Input material —
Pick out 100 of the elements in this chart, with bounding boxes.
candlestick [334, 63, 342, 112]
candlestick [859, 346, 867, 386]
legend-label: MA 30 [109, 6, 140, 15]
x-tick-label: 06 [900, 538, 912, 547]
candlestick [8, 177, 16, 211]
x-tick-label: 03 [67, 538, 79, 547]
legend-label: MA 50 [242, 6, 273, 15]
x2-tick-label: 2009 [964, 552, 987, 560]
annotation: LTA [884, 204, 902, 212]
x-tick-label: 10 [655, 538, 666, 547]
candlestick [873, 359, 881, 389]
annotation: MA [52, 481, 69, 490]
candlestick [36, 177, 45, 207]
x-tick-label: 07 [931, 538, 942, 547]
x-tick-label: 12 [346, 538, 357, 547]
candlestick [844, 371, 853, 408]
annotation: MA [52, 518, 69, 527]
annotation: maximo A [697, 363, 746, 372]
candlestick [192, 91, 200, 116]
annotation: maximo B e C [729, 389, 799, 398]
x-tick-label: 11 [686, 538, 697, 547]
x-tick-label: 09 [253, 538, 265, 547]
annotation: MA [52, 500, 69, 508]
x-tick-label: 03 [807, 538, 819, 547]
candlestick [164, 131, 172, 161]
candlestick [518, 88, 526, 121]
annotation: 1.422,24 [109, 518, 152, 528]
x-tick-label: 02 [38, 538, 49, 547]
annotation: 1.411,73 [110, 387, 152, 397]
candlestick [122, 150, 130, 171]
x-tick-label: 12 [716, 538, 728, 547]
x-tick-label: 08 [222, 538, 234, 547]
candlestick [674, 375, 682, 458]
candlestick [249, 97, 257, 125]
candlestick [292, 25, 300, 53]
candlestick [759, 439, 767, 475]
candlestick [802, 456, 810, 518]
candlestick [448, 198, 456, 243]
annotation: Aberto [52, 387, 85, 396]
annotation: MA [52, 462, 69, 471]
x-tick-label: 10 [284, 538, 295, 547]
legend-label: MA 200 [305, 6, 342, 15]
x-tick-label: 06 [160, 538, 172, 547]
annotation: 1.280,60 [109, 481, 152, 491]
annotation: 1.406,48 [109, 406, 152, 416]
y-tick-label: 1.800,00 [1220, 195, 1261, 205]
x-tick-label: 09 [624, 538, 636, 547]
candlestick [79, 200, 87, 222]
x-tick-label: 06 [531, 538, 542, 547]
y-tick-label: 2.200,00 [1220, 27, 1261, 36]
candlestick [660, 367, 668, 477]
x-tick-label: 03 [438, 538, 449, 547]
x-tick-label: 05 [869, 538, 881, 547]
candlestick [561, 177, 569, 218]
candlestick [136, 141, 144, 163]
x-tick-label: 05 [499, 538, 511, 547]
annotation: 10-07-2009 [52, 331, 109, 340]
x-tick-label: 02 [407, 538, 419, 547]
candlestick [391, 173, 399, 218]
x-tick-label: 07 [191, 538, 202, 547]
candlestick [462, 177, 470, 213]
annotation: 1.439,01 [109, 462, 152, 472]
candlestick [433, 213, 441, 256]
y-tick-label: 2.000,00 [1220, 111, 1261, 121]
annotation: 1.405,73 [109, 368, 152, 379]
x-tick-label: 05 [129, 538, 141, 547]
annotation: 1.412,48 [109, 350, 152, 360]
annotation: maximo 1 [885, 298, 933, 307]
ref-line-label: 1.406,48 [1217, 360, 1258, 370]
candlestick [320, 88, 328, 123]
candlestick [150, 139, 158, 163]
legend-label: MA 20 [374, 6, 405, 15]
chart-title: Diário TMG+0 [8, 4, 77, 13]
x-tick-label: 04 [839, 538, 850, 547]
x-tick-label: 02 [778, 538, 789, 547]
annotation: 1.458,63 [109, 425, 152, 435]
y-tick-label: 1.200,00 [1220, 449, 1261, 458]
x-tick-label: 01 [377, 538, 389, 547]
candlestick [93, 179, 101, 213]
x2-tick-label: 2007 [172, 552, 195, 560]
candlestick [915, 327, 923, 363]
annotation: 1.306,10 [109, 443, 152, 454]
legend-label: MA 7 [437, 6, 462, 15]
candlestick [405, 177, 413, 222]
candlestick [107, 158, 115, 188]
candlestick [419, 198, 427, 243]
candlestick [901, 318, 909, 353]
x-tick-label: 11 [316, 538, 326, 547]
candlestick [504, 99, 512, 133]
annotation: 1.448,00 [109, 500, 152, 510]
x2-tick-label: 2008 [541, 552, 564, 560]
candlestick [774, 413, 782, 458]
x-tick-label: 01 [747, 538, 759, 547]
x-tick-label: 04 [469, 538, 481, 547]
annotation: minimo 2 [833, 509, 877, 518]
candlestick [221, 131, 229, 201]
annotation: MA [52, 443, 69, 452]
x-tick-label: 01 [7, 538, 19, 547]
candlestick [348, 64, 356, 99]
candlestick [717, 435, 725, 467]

Given problem — Copy the data above line for line, with no changes.

Final answer —
Pick out 100 of the elements in this chart, with bounding boxes.
candlestick [334, 63, 342, 112]
candlestick [859, 346, 867, 386]
legend-label: MA 30 [109, 6, 140, 15]
x-tick-label: 06 [900, 538, 912, 547]
candlestick [8, 177, 16, 211]
x-tick-label: 03 [67, 538, 79, 547]
legend-label: MA 50 [242, 6, 273, 15]
x2-tick-label: 2009 [964, 552, 987, 560]
annotation: LTA [884, 204, 902, 212]
x-tick-label: 10 [655, 538, 666, 547]
candlestick [873, 359, 881, 389]
annotation: MA [52, 481, 69, 490]
candlestick [36, 177, 45, 207]
x-tick-label: 07 [931, 538, 942, 547]
x-tick-label: 12 [346, 538, 357, 547]
candlestick [844, 371, 853, 408]
annotation: MA [52, 518, 69, 527]
annotation: maximo A [697, 363, 746, 372]
candlestick [192, 91, 200, 116]
annotation: maximo B e C [729, 389, 799, 398]
x-tick-label: 11 [686, 538, 697, 547]
x-tick-label: 09 [253, 538, 265, 547]
annotation: MA [52, 500, 69, 508]
x-tick-label: 03 [807, 538, 819, 547]
candlestick [164, 131, 172, 161]
candlestick [518, 88, 526, 121]
annotation: 1.422,24 [109, 518, 152, 528]
x-tick-label: 02 [38, 538, 49, 547]
annotation: 1.411,73 [110, 387, 152, 397]
candlestick [122, 150, 130, 171]
x-tick-label: 12 [716, 538, 728, 547]
x-tick-label: 08 [222, 538, 234, 547]
candlestick [674, 375, 682, 458]
candlestick [249, 97, 257, 125]
candlestick [292, 25, 300, 53]
candlestick [759, 439, 767, 475]
candlestick [802, 456, 810, 518]
candlestick [448, 198, 456, 243]
annotation: Aberto [52, 387, 85, 396]
annotation: MA [52, 462, 69, 471]
x-tick-label: 10 [284, 538, 295, 547]
legend-label: MA 200 [305, 6, 342, 15]
x-tick-label: 06 [160, 538, 172, 547]
annotation: 1.280,60 [109, 481, 152, 491]
annotation: 1.406,48 [109, 406, 152, 416]
y-tick-label: 1.800,00 [1220, 195, 1261, 205]
x-tick-label: 09 [624, 538, 636, 547]
candlestick [79, 200, 87, 222]
x-tick-label: 06 [531, 538, 542, 547]
y-tick-label: 2.200,00 [1220, 27, 1261, 36]
candlestick [660, 367, 668, 477]
x-tick-label: 03 [438, 538, 449, 547]
x-tick-label: 05 [869, 538, 881, 547]
candlestick [561, 177, 569, 218]
candlestick [136, 141, 144, 163]
x-tick-label: 05 [499, 538, 511, 547]
annotation: 10-07-2009 [52, 331, 109, 340]
x-tick-label: 02 [407, 538, 419, 547]
candlestick [391, 173, 399, 218]
x-tick-label: 07 [191, 538, 202, 547]
candlestick [462, 177, 470, 213]
annotation: 1.439,01 [109, 462, 152, 472]
candlestick [433, 213, 441, 256]
y-tick-label: 2.000,00 [1220, 111, 1261, 121]
annotation: 1.405,73 [109, 368, 152, 379]
x-tick-label: 05 [129, 538, 141, 547]
annotation: 1.412,48 [109, 350, 152, 360]
annotation: maximo 1 [885, 298, 933, 307]
ref-line-label: 1.406,48 [1217, 360, 1258, 370]
candlestick [320, 88, 328, 123]
candlestick [150, 139, 158, 163]
legend-label: MA 20 [374, 6, 405, 15]
chart-title: Diário TMG+0 [8, 4, 77, 13]
x-tick-label: 04 [839, 538, 850, 547]
x-tick-label: 02 [778, 538, 789, 547]
annotation: 1.458,63 [109, 425, 152, 435]
y-tick-label: 1.200,00 [1220, 449, 1261, 458]
x-tick-label: 01 [377, 538, 389, 547]
candlestick [93, 179, 101, 213]
x2-tick-label: 2007 [172, 552, 195, 560]
candlestick [915, 327, 923, 363]
annotation: 1.306,10 [109, 443, 152, 454]
legend-label: MA 7 [437, 6, 462, 15]
candlestick [405, 177, 413, 222]
candlestick [107, 158, 115, 188]
candlestick [419, 198, 427, 243]
candlestick [901, 318, 909, 353]
x-tick-label: 11 [316, 538, 326, 547]
candlestick [504, 99, 512, 133]
annotation: 1.448,00 [109, 500, 152, 510]
x2-tick-label: 2008 [541, 552, 564, 560]
candlestick [774, 413, 782, 458]
x-tick-label: 01 [747, 538, 759, 547]
x-tick-label: 04 [469, 538, 481, 547]
annotation: minimo 2 [833, 509, 877, 518]
candlestick [221, 131, 229, 201]
annotation: MA [52, 443, 69, 452]
x-tick-label: 01 [7, 538, 19, 547]
candlestick [348, 64, 356, 99]
candlestick [717, 435, 725, 467]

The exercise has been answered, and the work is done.